Task brief: Please transcribe the listing below in full and word for word, without its pictures.

Data excerpts:

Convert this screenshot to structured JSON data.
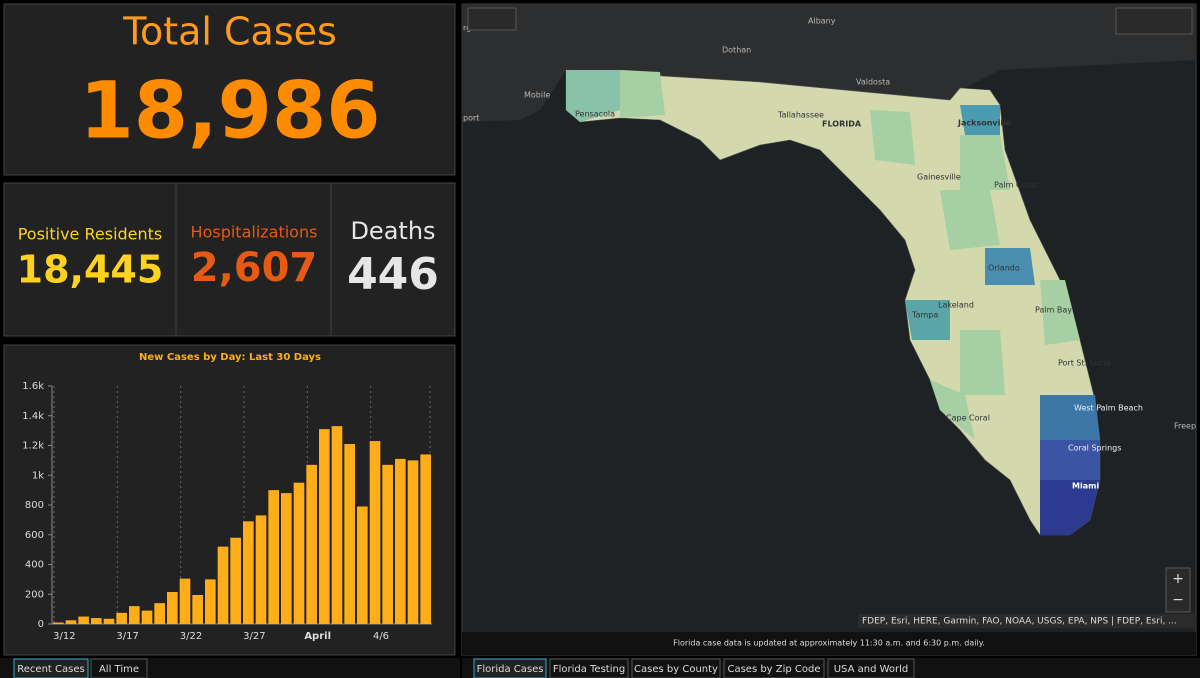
{
  "total": {
    "title": "Total Cases",
    "value": "18,986"
  },
  "stats": [
    {
      "label": "Positive Residents",
      "value": "18,445"
    },
    {
      "label": "Hospitalizations",
      "value": "2,607"
    },
    {
      "label": "Deaths",
      "value": "446"
    }
  ],
  "chart": {
    "type": "bar",
    "title": "New Cases by Day: Last 30 Days",
    "color": "#ffae1a",
    "categories": [
      "3/12",
      null,
      null,
      null,
      null,
      "3/17",
      null,
      null,
      null,
      null,
      "3/22",
      null,
      null,
      null,
      null,
      "3/27",
      null,
      null,
      null,
      null,
      "April",
      null,
      null,
      null,
      null,
      "4/6",
      null,
      null,
      null,
      null
    ],
    "values": [
      10,
      25,
      50,
      40,
      35,
      75,
      120,
      90,
      140,
      215,
      305,
      195,
      300,
      520,
      580,
      690,
      730,
      900,
      880,
      950,
      1070,
      1310,
      1330,
      1210,
      790,
      1230,
      1070,
      1110,
      1100,
      1140
    ],
    "ylim": [
      0,
      1600
    ],
    "yticks": [
      0,
      200,
      400,
      600,
      800,
      {
        "value": 1000,
        "label": "1k"
      },
      {
        "value": 1200,
        "label": "1.2k"
      },
      {
        "value": 1400,
        "label": "1.4k"
      },
      {
        "value": 1600,
        "label": "1.6k"
      }
    ]
  },
  "left_tabs": [
    "Recent Cases",
    "All Time"
  ],
  "map": {
    "labels": [
      "Albany",
      "Dothan",
      "Valdosta",
      "Mobile",
      "Pensacola",
      "Tallahassee",
      "FLORIDA",
      "Jacksonville",
      "Gainesville",
      "Palm Coast",
      "Orlando",
      "Lakeland",
      "Tampa",
      "Palm Bay",
      "Port St. Lucie",
      "West Palm Beach",
      "Coral Springs",
      "Miami",
      "Cape Coral",
      "Freep",
      "port",
      "rg"
    ],
    "attribution": "FDEP, Esri, HERE, Garmin, FAO, NOAA, USGS, EPA, NPS | FDEP, Esri, ...",
    "note": "Florida case data is updated at approximately 11:30 a.m. and 6:30 p.m. daily."
  },
  "map_tabs": [
    "Florida Cases",
    "Florida Testing",
    "Cases by County",
    "Cases by Zip Code",
    "USA and World"
  ]
}
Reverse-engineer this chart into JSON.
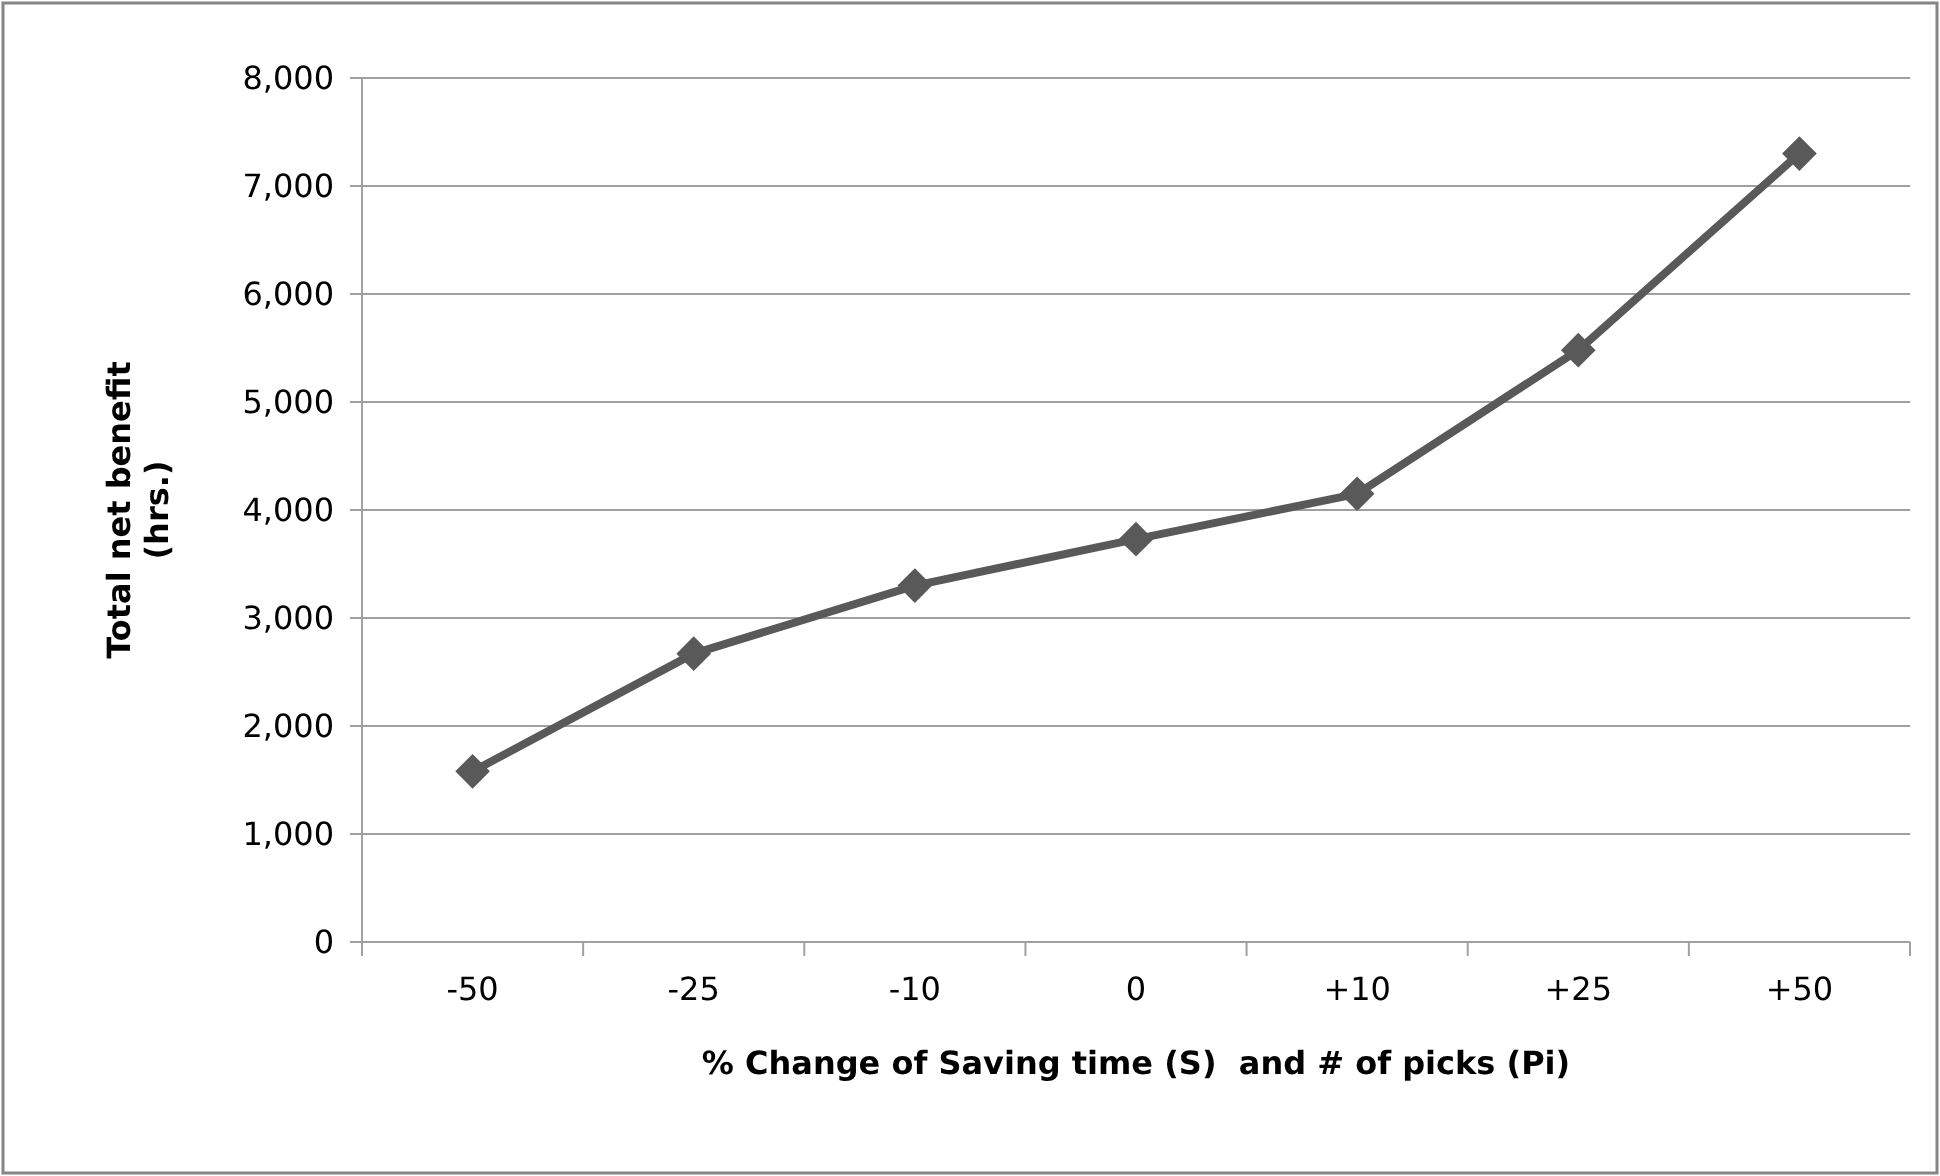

Reply to the task:
Convert this screenshot to structured JSON data.
{
  "total": {
    "title": "Total Cases",
    "value": "18,986"
  },
  "stats": [
    {
      "label": "Positive Residents",
      "value": "18,445"
    },
    {
      "label": "Hospitalizations",
      "value": "2,607"
    },
    {
      "label": "Deaths",
      "value": "446"
    }
  ],
  "chart": {
    "type": "bar",
    "title": "New Cases by Day: Last 30 Days",
    "color": "#ffae1a",
    "categories": [
      "3/12",
      null,
      null,
      null,
      null,
      "3/17",
      null,
      null,
      null,
      null,
      "3/22",
      null,
      null,
      null,
      null,
      "3/27",
      null,
      null,
      null,
      null,
      "April",
      null,
      null,
      null,
      null,
      "4/6",
      null,
      null,
      null,
      null
    ],
    "values": [
      10,
      25,
      50,
      40,
      35,
      75,
      120,
      90,
      140,
      215,
      305,
      195,
      300,
      520,
      580,
      690,
      730,
      900,
      880,
      950,
      1070,
      1310,
      1330,
      1210,
      790,
      1230,
      1070,
      1110,
      1100,
      1140
    ],
    "ylim": [
      0,
      1600
    ],
    "yticks": [
      0,
      200,
      400,
      600,
      800,
      {
        "value": 1000,
        "label": "1k"
      },
      {
        "value": 1200,
        "label": "1.2k"
      },
      {
        "value": 1400,
        "label": "1.4k"
      },
      {
        "value": 1600,
        "label": "1.6k"
      }
    ]
  },
  "left_tabs": [
    "Recent Cases",
    "All Time"
  ],
  "map": {
    "labels": [
      "Albany",
      "Dothan",
      "Valdosta",
      "Mobile",
      "Pensacola",
      "Tallahassee",
      "FLORIDA",
      "Jacksonville",
      "Gainesville",
      "Palm Coast",
      "Orlando",
      "Lakeland",
      "Tampa",
      "Palm Bay",
      "Port St. Lucie",
      "West Palm Beach",
      "Coral Springs",
      "Miami",
      "Cape Coral",
      "Freep",
      "port",
      "rg"
    ],
    "attribution": "FDEP, Esri, HERE, Garmin, FAO, NOAA, USGS, EPA, NPS | FDEP, Esri, ...",
    "note": "Florida case data is updated at approximately 11:30 a.m. and 6:30 p.m. daily."
  },
  "map_tabs": [
    "Florida Cases",
    "Florida Testing",
    "Cases by County",
    "Cases by Zip Code",
    "USA and World"
  ]
}
Reverse-engineer this chart into JSON.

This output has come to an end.